What to work on: Reproduce every item below line for line, omitting the pictures.

Source records:
- - -

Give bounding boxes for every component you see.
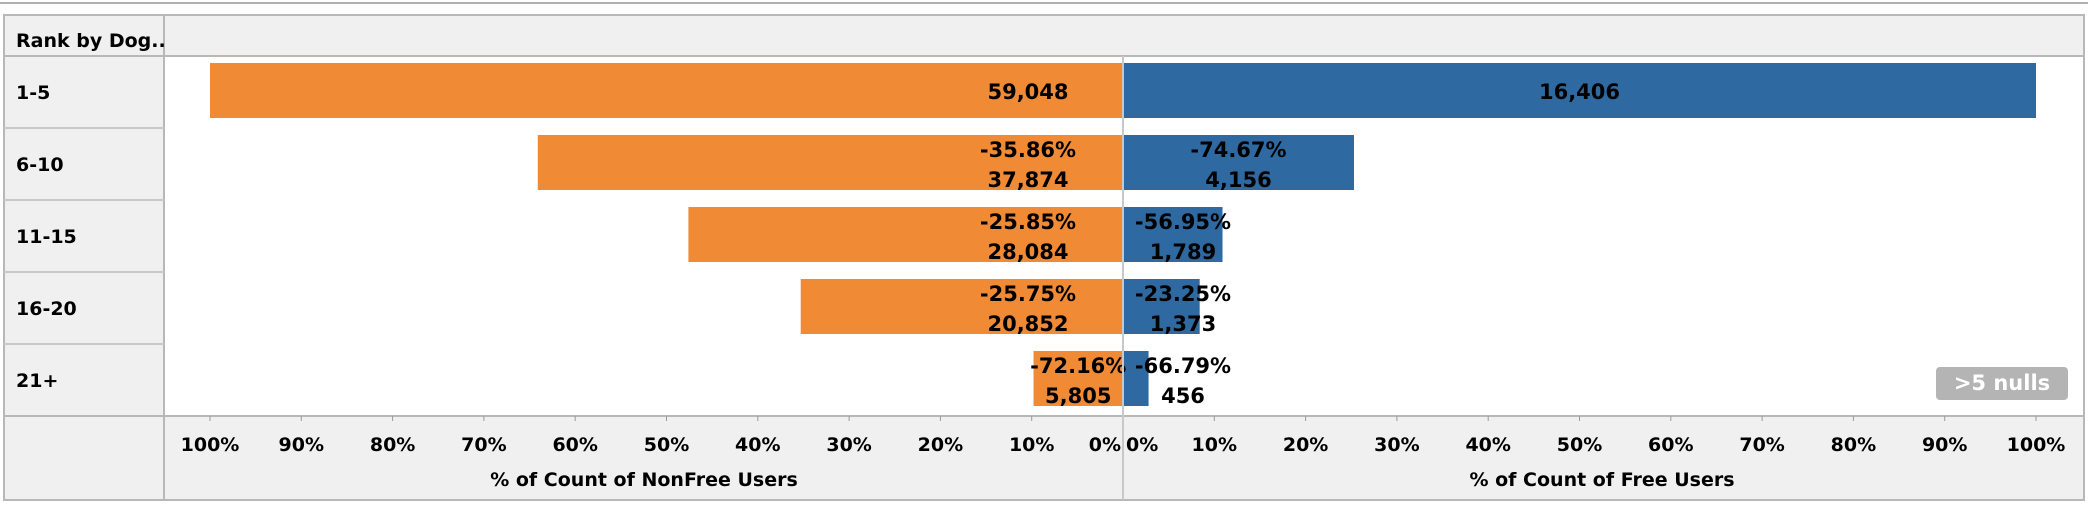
row-label[interactable]: 6-10 bbox=[16, 154, 64, 176]
nonfree-bar[interactable] bbox=[537, 135, 1123, 190]
axis-area bbox=[4, 416, 2084, 500]
free-bar[interactable] bbox=[1123, 207, 1223, 262]
rows-layer: 1-5 6-10 11-15 16-20 21+ bbox=[4, 82, 164, 392]
nonfree-bar[interactable] bbox=[210, 63, 1123, 118]
right-tick-label: 20% bbox=[1283, 434, 1328, 456]
nonfree-count-label: 5,805 bbox=[1045, 384, 1111, 408]
nulls-indicator-badge[interactable]: >5 nulls bbox=[1936, 367, 2068, 400]
row-header-column bbox=[4, 57, 164, 417]
right-tick-label: 90% bbox=[1922, 434, 1967, 456]
row-label[interactable]: 21+ bbox=[16, 370, 58, 392]
free-bar[interactable] bbox=[1123, 63, 2036, 118]
free-bar[interactable] bbox=[1123, 351, 1149, 406]
nonfree-bar[interactable] bbox=[1033, 351, 1123, 406]
left-axis-title: % of Count of NonFree Users bbox=[490, 469, 798, 491]
right-tick-label: 100% bbox=[2007, 434, 2066, 456]
left-tick-label: 50% bbox=[644, 434, 689, 456]
left-tick-label: 40% bbox=[735, 434, 780, 456]
nonfree-pct-change-label: -35.86% bbox=[980, 138, 1076, 162]
free-pct-change-label: -23.25% bbox=[1135, 282, 1231, 306]
left-tick-label: 20% bbox=[918, 434, 963, 456]
free-pct-change-label: -74.67% bbox=[1190, 138, 1286, 162]
row-label[interactable]: 1-5 bbox=[16, 82, 50, 104]
right-tick-label: 70% bbox=[1739, 434, 1784, 456]
left-tick-label: 60% bbox=[552, 434, 597, 456]
free-count-label: 1,789 bbox=[1150, 240, 1216, 264]
nonfree-count-label: 59,048 bbox=[987, 80, 1068, 104]
right-axis-title: % of Count of Free Users bbox=[1469, 469, 1734, 491]
left-tick-label: 0% bbox=[1089, 434, 1121, 456]
free-count-label: 456 bbox=[1161, 384, 1205, 408]
nonfree-bar[interactable] bbox=[800, 279, 1123, 334]
rank-field-label[interactable]: Rank by Dog.. bbox=[16, 30, 166, 52]
free-count-label: 4,156 bbox=[1205, 168, 1271, 192]
left-tick-label: 100% bbox=[181, 434, 240, 456]
left-tick-label: 10% bbox=[1009, 434, 1054, 456]
nonfree-count-label: 20,852 bbox=[987, 312, 1068, 336]
right-tick-label: 60% bbox=[1648, 434, 1693, 456]
right-tick-label: 30% bbox=[1374, 434, 1419, 456]
nonfree-pct-change-label: -25.75% bbox=[980, 282, 1076, 306]
left-tick-label: 90% bbox=[279, 434, 324, 456]
free-bar[interactable] bbox=[1123, 135, 1354, 190]
right-tick-label: 10% bbox=[1192, 434, 1237, 456]
nonfree-count-label: 37,874 bbox=[987, 168, 1068, 192]
bars-layer: 59,048 16,406 -35.86% 37,874 -74.67% 4,156 -25… bbox=[210, 63, 2036, 408]
nonfree-count-label: 28,084 bbox=[987, 240, 1068, 264]
ticks-layer: 100% 90% 80% 70% 60% 50% 40% 30% 20% 10% 0% 0% 10% 20… bbox=[181, 416, 2066, 456]
row-label[interactable]: 16-20 bbox=[16, 298, 77, 320]
right-tick-label: 80% bbox=[1831, 434, 1876, 456]
header-strip bbox=[4, 15, 2084, 57]
free-pct-change-label: -66.79% bbox=[1135, 354, 1231, 378]
nonfree-bar[interactable] bbox=[688, 207, 1123, 262]
free-bar[interactable] bbox=[1123, 279, 1200, 334]
left-tick-label: 30% bbox=[826, 434, 871, 456]
left-tick-label: 80% bbox=[370, 434, 415, 456]
free-count-label: 16,406 bbox=[1539, 80, 1620, 104]
right-tick-label: 40% bbox=[1465, 434, 1510, 456]
free-count-label: 1,373 bbox=[1150, 312, 1216, 336]
nonfree-pct-change-label: -72.16% bbox=[1030, 354, 1126, 378]
free-pct-change-label: -56.95% bbox=[1135, 210, 1231, 234]
left-tick-label: 70% bbox=[461, 434, 506, 456]
nonfree-pct-change-label: -25.85% bbox=[980, 210, 1076, 234]
row-label[interactable]: 11-15 bbox=[16, 226, 77, 248]
right-tick-label: 50% bbox=[1557, 434, 1602, 456]
right-tick-label: 0% bbox=[1126, 434, 1158, 456]
chart-border bbox=[3, 14, 2085, 501]
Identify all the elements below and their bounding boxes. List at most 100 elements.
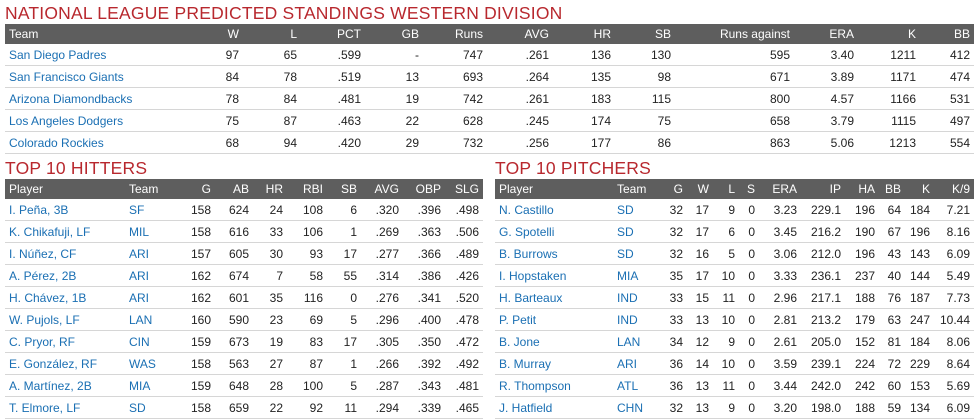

- - -

Complete answer:
Give bounding boxes for every component you see.
row-label[interactable]: 6-10 bbox=[16, 154, 64, 176]
nonfree-bar[interactable] bbox=[537, 135, 1123, 190]
axis-area bbox=[4, 416, 2084, 500]
free-bar[interactable] bbox=[1123, 207, 1223, 262]
rows-layer: 1-5 6-10 11-15 16-20 21+ bbox=[4, 82, 164, 392]
nonfree-bar[interactable] bbox=[210, 63, 1123, 118]
right-tick-label: 20% bbox=[1283, 434, 1328, 456]
nonfree-count-label: 5,805 bbox=[1045, 384, 1111, 408]
nulls-indicator-badge[interactable]: >5 nulls bbox=[1936, 367, 2068, 400]
row-header-column bbox=[4, 57, 164, 417]
right-tick-label: 90% bbox=[1922, 434, 1967, 456]
row-label[interactable]: 21+ bbox=[16, 370, 58, 392]
free-bar[interactable] bbox=[1123, 63, 2036, 118]
free-bar[interactable] bbox=[1123, 351, 1149, 406]
nonfree-bar[interactable] bbox=[1033, 351, 1123, 406]
left-axis-title: % of Count of NonFree Users bbox=[490, 469, 798, 491]
right-tick-label: 100% bbox=[2007, 434, 2066, 456]
left-tick-label: 50% bbox=[644, 434, 689, 456]
left-tick-label: 40% bbox=[735, 434, 780, 456]
nonfree-pct-change-label: -35.86% bbox=[980, 138, 1076, 162]
free-pct-change-label: -23.25% bbox=[1135, 282, 1231, 306]
left-tick-label: 20% bbox=[918, 434, 963, 456]
free-pct-change-label: -74.67% bbox=[1190, 138, 1286, 162]
row-label[interactable]: 1-5 bbox=[16, 82, 50, 104]
right-tick-label: 70% bbox=[1739, 434, 1784, 456]
left-tick-label: 60% bbox=[552, 434, 597, 456]
free-count-label: 1,789 bbox=[1150, 240, 1216, 264]
nonfree-count-label: 59,048 bbox=[987, 80, 1068, 104]
right-axis-title: % of Count of Free Users bbox=[1469, 469, 1734, 491]
left-tick-label: 0% bbox=[1089, 434, 1121, 456]
free-count-label: 456 bbox=[1161, 384, 1205, 408]
nonfree-bar[interactable] bbox=[800, 279, 1123, 334]
rank-field-label[interactable]: Rank by Dog.. bbox=[16, 30, 166, 52]
free-count-label: 4,156 bbox=[1205, 168, 1271, 192]
left-tick-label: 100% bbox=[181, 434, 240, 456]
left-tick-label: 10% bbox=[1009, 434, 1054, 456]
nonfree-count-label: 20,852 bbox=[987, 312, 1068, 336]
right-tick-label: 60% bbox=[1648, 434, 1693, 456]
right-tick-label: 30% bbox=[1374, 434, 1419, 456]
nonfree-pct-change-label: -25.75% bbox=[980, 282, 1076, 306]
left-tick-label: 90% bbox=[279, 434, 324, 456]
free-bar[interactable] bbox=[1123, 135, 1354, 190]
right-tick-label: 10% bbox=[1192, 434, 1237, 456]
nonfree-count-label: 37,874 bbox=[987, 168, 1068, 192]
bars-layer: 59,048 16,406 -35.86% 37,874 -74.67% 4,156 -25… bbox=[210, 63, 2036, 408]
nonfree-count-label: 28,084 bbox=[987, 240, 1068, 264]
ticks-layer: 100% 90% 80% 70% 60% 50% 40% 30% 20% 10% 0% 0% 10% 20… bbox=[181, 416, 2066, 456]
row-label[interactable]: 16-20 bbox=[16, 298, 77, 320]
right-tick-label: 80% bbox=[1831, 434, 1876, 456]
header-strip bbox=[4, 15, 2084, 57]
free-pct-change-label: -66.79% bbox=[1135, 354, 1231, 378]
nonfree-bar[interactable] bbox=[688, 207, 1123, 262]
free-bar[interactable] bbox=[1123, 279, 1200, 334]
left-tick-label: 30% bbox=[826, 434, 871, 456]
left-tick-label: 80% bbox=[370, 434, 415, 456]
free-count-label: 16,406 bbox=[1539, 80, 1620, 104]
right-tick-label: 40% bbox=[1465, 434, 1510, 456]
free-count-label: 1,373 bbox=[1150, 312, 1216, 336]
nonfree-pct-change-label: -72.16% bbox=[1030, 354, 1126, 378]
free-pct-change-label: -56.95% bbox=[1135, 210, 1231, 234]
left-tick-label: 70% bbox=[461, 434, 506, 456]
nonfree-pct-change-label: -25.85% bbox=[980, 210, 1076, 234]
row-label[interactable]: 11-15 bbox=[16, 226, 77, 248]
right-tick-label: 50% bbox=[1557, 434, 1602, 456]
right-tick-label: 0% bbox=[1126, 434, 1158, 456]
chart-border bbox=[3, 14, 2085, 501]
Identify all the elements below and their bounding boxes. List at most 100 elements.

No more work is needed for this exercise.